Write out the material below again, unchanged.

====

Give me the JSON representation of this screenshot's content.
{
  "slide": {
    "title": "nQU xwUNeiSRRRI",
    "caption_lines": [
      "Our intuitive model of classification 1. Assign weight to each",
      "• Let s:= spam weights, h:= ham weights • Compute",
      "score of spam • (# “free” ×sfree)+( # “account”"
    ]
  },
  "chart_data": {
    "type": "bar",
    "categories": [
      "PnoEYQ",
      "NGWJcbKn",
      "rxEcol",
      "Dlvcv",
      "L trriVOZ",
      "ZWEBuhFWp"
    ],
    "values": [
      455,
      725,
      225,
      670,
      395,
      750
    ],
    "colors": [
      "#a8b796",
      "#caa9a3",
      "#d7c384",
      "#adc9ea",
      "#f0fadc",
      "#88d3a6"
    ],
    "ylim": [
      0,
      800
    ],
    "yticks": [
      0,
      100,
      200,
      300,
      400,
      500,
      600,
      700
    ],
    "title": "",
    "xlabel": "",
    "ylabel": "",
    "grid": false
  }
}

====

_EXERCISE ANSWER_.
Give me the JSON representation of this screenshot's content.
{
  "slide": {
    "title": "nQU xwUNeiSRRRI",
    "caption_lines": [
      "Our intuitive model of classification 1. Assign weight to each",
      "• Let s:= spam weights, h:= ham weights • Compute",
      "score of spam • (# “free” ×sfree)+( # “account”"
    ]
  },
  "chart_data": {
    "type": "bar",
    "categories": [
      "PnoEYQ",
      "NGWJcbKn",
      "rxEcol",
      "Dlvcv",
      "L trriVOZ",
      "ZWEBuhFWp"
    ],
    "values": [
      455,
      725,
      225,
      670,
      395,
      750
    ],
    "colors": [
      "#a8b796",
      "#caa9a3",
      "#d7c384",
      "#adc9ea",
      "#f0fadc",
      "#88d3a6"
    ],
    "ylim": [
      0,
      800
    ],
    "yticks": [
      0,
      100,
      200,
      300,
      400,
      500,
      600,
      700
    ],
    "title": "",
    "xlabel": "",
    "ylabel": "",
    "grid": false
  }
}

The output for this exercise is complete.